--- begin ---

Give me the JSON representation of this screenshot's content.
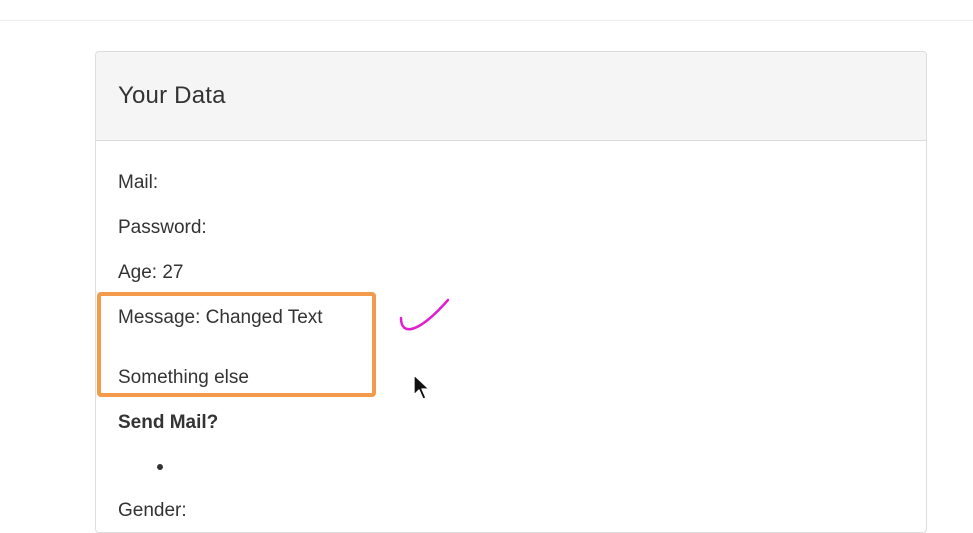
{
  "panel": {
    "title": "Your Data"
  },
  "fields": {
    "mail_label": "Mail:",
    "password_label": "Password:",
    "age_text": "Age: 27",
    "message_text": "Message: Changed Text",
    "message_extra": "Something else",
    "send_mail_label": "Send Mail?",
    "gender_label": "Gender:"
  },
  "annotations": {
    "highlight_color": "#f39a4b",
    "check_color": "#e020d0"
  }
}
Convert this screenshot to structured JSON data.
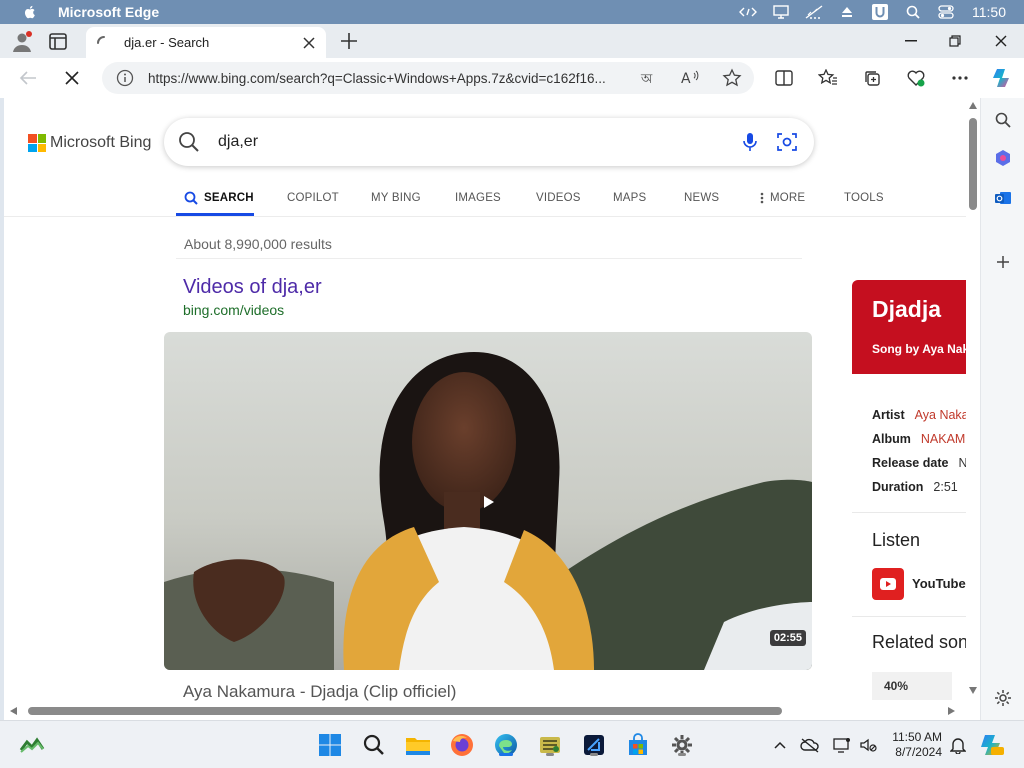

--- end ---

=== EXERCISE INSTRUCTIONS ===
Reproduce the material above in full, exactly, with no images.

=== CORRECT RESPONSE ===
Give me the JSON representation of this screenshot's content.
{
  "panel": {
    "title": "Your Data"
  },
  "fields": {
    "mail_label": "Mail:",
    "password_label": "Password:",
    "age_text": "Age: 27",
    "message_text": "Message: Changed Text",
    "message_extra": "Something else",
    "send_mail_label": "Send Mail?",
    "gender_label": "Gender:"
  },
  "annotations": {
    "highlight_color": "#f39a4b",
    "check_color": "#e020d0"
  }
}
Convert this screenshot to structured JSON data.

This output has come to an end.